Collected data:
"""
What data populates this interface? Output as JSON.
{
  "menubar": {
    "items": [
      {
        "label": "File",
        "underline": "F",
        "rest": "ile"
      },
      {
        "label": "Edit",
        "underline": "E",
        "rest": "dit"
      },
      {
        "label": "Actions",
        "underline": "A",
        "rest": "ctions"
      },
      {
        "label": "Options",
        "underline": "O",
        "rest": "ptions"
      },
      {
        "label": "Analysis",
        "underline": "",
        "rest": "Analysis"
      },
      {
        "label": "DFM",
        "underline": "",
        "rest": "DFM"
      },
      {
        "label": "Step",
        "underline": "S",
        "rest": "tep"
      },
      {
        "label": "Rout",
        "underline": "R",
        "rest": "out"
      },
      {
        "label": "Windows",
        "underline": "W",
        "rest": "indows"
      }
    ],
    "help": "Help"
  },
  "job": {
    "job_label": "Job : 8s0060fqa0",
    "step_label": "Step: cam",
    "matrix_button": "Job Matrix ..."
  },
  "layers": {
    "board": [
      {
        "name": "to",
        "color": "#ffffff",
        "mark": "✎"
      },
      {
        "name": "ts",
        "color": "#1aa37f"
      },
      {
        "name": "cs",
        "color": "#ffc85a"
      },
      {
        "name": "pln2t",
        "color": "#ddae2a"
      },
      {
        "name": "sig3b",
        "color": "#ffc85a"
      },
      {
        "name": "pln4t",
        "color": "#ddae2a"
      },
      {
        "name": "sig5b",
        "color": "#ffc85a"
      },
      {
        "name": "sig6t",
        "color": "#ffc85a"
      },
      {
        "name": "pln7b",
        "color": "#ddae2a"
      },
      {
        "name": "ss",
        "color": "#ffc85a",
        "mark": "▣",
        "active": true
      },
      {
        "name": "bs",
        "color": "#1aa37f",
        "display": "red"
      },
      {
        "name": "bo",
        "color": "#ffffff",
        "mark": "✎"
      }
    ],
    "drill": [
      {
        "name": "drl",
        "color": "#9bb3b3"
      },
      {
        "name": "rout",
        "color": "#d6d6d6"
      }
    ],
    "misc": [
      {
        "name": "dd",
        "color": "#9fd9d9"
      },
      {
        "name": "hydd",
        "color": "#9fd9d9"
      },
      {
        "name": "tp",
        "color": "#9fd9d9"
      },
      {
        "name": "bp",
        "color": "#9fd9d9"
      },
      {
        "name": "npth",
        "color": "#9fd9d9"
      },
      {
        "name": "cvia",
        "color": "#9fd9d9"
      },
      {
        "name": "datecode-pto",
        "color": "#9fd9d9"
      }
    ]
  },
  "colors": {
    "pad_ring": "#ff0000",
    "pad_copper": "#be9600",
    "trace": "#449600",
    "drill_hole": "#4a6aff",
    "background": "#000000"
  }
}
"""
Reproduce every line of the material above exactly.

What data populates this interface? Output as JSON.
{
  "menubar": {
    "items": [
      {
        "label": "File",
        "underline": "F",
        "rest": "ile"
      },
      {
        "label": "Edit",
        "underline": "E",
        "rest": "dit"
      },
      {
        "label": "Actions",
        "underline": "A",
        "rest": "ctions"
      },
      {
        "label": "Options",
        "underline": "O",
        "rest": "ptions"
      },
      {
        "label": "Analysis",
        "underline": "",
        "rest": "Analysis"
      },
      {
        "label": "DFM",
        "underline": "",
        "rest": "DFM"
      },
      {
        "label": "Step",
        "underline": "S",
        "rest": "tep"
      },
      {
        "label": "Rout",
        "underline": "R",
        "rest": "out"
      },
      {
        "label": "Windows",
        "underline": "W",
        "rest": "indows"
      }
    ],
    "help": "Help"
  },
  "job": {
    "job_label": "Job : 8s0060fqa0",
    "step_label": "Step: cam",
    "matrix_button": "Job Matrix ..."
  },
  "layers": {
    "board": [
      {
        "name": "to",
        "color": "#ffffff",
        "mark": "✎"
      },
      {
        "name": "ts",
        "color": "#1aa37f"
      },
      {
        "name": "cs",
        "color": "#ffc85a"
      },
      {
        "name": "pln2t",
        "color": "#ddae2a"
      },
      {
        "name": "sig3b",
        "color": "#ffc85a"
      },
      {
        "name": "pln4t",
        "color": "#ddae2a"
      },
      {
        "name": "sig5b",
        "color": "#ffc85a"
      },
      {
        "name": "sig6t",
        "color": "#ffc85a"
      },
      {
        "name": "pln7b",
        "color": "#ddae2a"
      },
      {
        "name": "ss",
        "color": "#ffc85a",
        "mark": "▣",
        "active": true
      },
      {
        "name": "bs",
        "color": "#1aa37f",
        "display": "red"
      },
      {
        "name": "bo",
        "color": "#ffffff",
        "mark": "✎"
      }
    ],
    "drill": [
      {
        "name": "drl",
        "color": "#9bb3b3"
      },
      {
        "name": "rout",
        "color": "#d6d6d6"
      }
    ],
    "misc": [
      {
        "name": "dd",
        "color": "#9fd9d9"
      },
      {
        "name": "hydd",
        "color": "#9fd9d9"
      },
      {
        "name": "tp",
        "color": "#9fd9d9"
      },
      {
        "name": "bp",
        "color": "#9fd9d9"
      },
      {
        "name": "npth",
        "color": "#9fd9d9"
      },
      {
        "name": "cvia",
        "color": "#9fd9d9"
      },
      {
        "name": "datecode-pto",
        "color": "#9fd9d9"
      }
    ]
  },
  "colors": {
    "pad_ring": "#ff0000",
    "pad_copper": "#be9600",
    "trace": "#449600",
    "drill_hole": "#4a6aff",
    "background": "#000000"
  }
}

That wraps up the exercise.